- PAGE TEXT
▼

11 August 2015

Gold Daily and Silver Weekly Charts - What Recovery - Peak Junk - Currency Wars


China shocked the world markets overnight by devaluing their currency by the most in two decades.

A devaluation of this sort is designed to improve the domestic economy by stimulating exports, lowering domestic costs of production relative to other sources, and to inhibit imports by raising their relative prices.

In other words, China clearly signaled that the US dollar, to which they were matching their own currency, is overvalued relative to the state of the global economy, and especially their own and their competitors in Asia.

China is 'the canary in the coal mine' for the global economy, a major source of labor and supply. Their own economy is sick because demand from overseas is down.

And why is demand lower? Because multinational corporations and the banking system have been financializing nearly everything to increase corporate profits and the wealth of a very few, pretty much at the expense of everyone else.

So if the people do not have the money to buy, and cannot keep increasing their private debt to service consumption because of the predatory lending rates and usurious fees in the system, guess what happens to aggregate demand? Duh.

This is not new. This is not unknown to economists. Thanks to Wall Street On Parade for reminding us of Franklin Roosevelt's campaign speech delivered at Oglethorpe University in 1932 during the depths of the Great Depression.

"Our basic trouble was not an insufficiency of capital. It was an insufficient distribution of buying power coupled with an over-sufficient speculation in production. While wages rose in many of our industries, they did not as a whole rise proportionately to the reward to capital, and at the same time the purchasing power of other great groups of our population was permitted to shrink.

We accumulated such a superabundance of capital that our great bankers were vying with each other, some of them employing questionable methods, in their efforts to lend this capital at home and abroad. I believe that we are at the threshold of a fundamental change in our popular economic thought, that in the future we are going to think less about the producer and more about the consumer.

Do what we may have to do to inject life into our ailing economic order, we cannot make it endure for long unless we can bring about a wiser, more equitable distribution of the national income.”

The central bankers have everyone focused on their interest rate antics while they have inflated their balance sheets obscenely, primarily for the benefit of the denizens of the FIRE sector who are acquiring productive assets and establishing monopolies with that paper.  The Fed is a key regulator of the banking system.  And they are failing badly.

You may disagree with the methods that FDR used during his 'New Deal' but I think his analysis of the problem was correct.  Andrew Jackson made similar observations in a different time and used different methods to address the issue.  They are outlined in his famous Farewell Address.

▲

- SUPPLIED MATERIAL

▼

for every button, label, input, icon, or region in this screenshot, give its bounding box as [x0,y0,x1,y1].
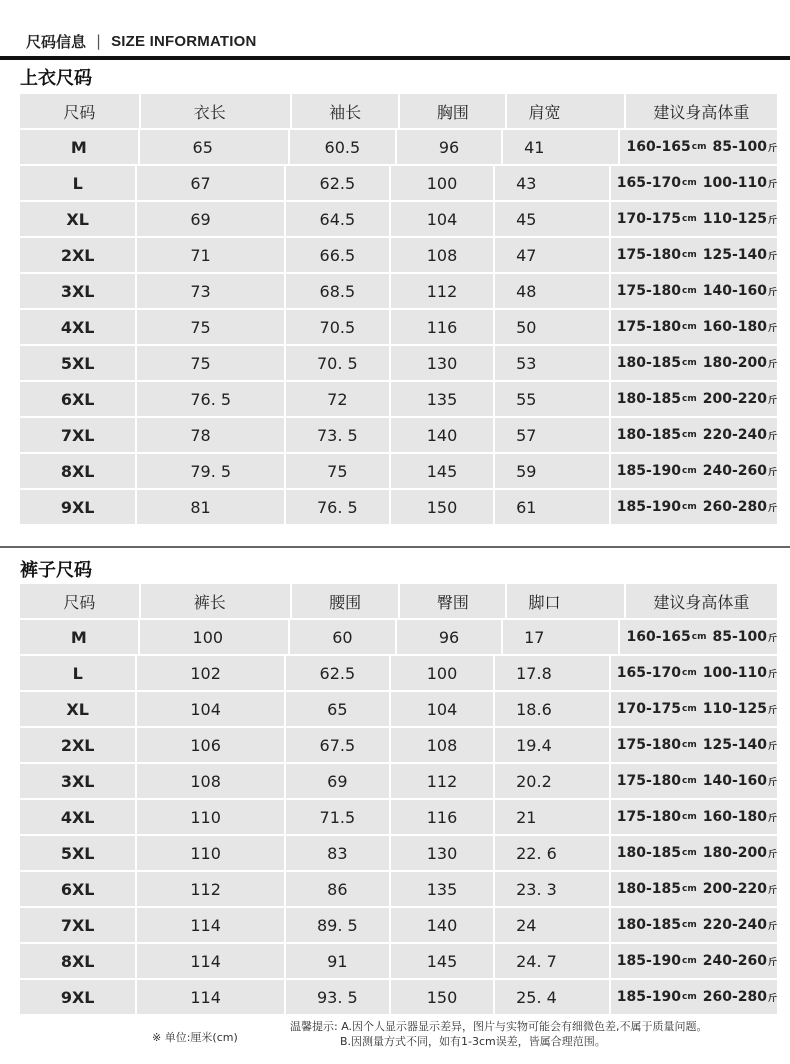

▲

- PROBLEMS AND TASKS
**a)** Translate this sentence from the post on China's currency devaluation into Spanish: "Their own economy is sick because demand from overseas is down."
**b)** According to the post on China's currency devaluation, how is a devaluation of this sort meant to improve the domestic economy? Answer in one to three sentences.
**c)** Proceed with the post on China's currency devaluation, picking up right after its final sentence.
The data come from a separate source.

- RESULTS
**a)** Su propia economía está enferma porque la demanda del exterior ha bajado.

**b)** It stimulates exports and lowers domestic production costs relative to other sources. It also inhibits imports by raising their relative prices.

**c)**
"But with overwhelming numbers and wealth on their side they are in constant danger of losing their fair influence in the Government, and with difficulty maintain their just rights against the incessant efforts daily made to encroach upon them.

The mischief springs from the power which the moneyed interest derives from a paper currency which they are able to control, from the multitude of corporations with exclusive privileges which they have succeeded in obtaining in the different States, and which are employed altogether for their benefit; and unless you become more watchful in your States and check this spirit of monopoly and thirst for exclusive privileges you will in the end find that the most important powers of Government have been given or bartered away, and the control over your dearest interests has passed into the hands of these corporations."

The problem was not paper money per se, but the concentration of power and wealth which the abusive use of the paper monetary power had granted to a few powerful individuals and institutions.  No system is foolproof when a foolish people will allow the unscrupulous few to operate it in secrecy and without transparency, accountability and the rule of law.  And if anything is clear, the crony regulation by the Fed and other regulators of the Banking System, or lack thereof, is a failure and the source of much of our mischief.

And the primary reason we cannot acknowledge the facts of our own situation is that our political and financial class are caught in a credibility trap. They cannot speak the truth without compromising their own personal greed and will to power.

And this is daunting to us because FDR was a bit of an outlier, an odd combination of personal advantage and profound physical suffering, in a time that gave rise to terrible demagogues in the US and other countries.  And 'Old Hickory' was hardened by service, sorrow, and conscience to duty first.  How many like these do we see today?

The implications of this are an intensification of the currency war as the financial powers continue their stranglehold over the governments and the economic systems, inflating money but keeping the most of it for themselves, so that wages and income for the great mass of the public remains slack and a broad sustainable recovery is not thereby driven.  Say's Law, which decrees that increased production creates its own demand through necessarily increased wages, is as great a canard as the efficient markets hypothesis.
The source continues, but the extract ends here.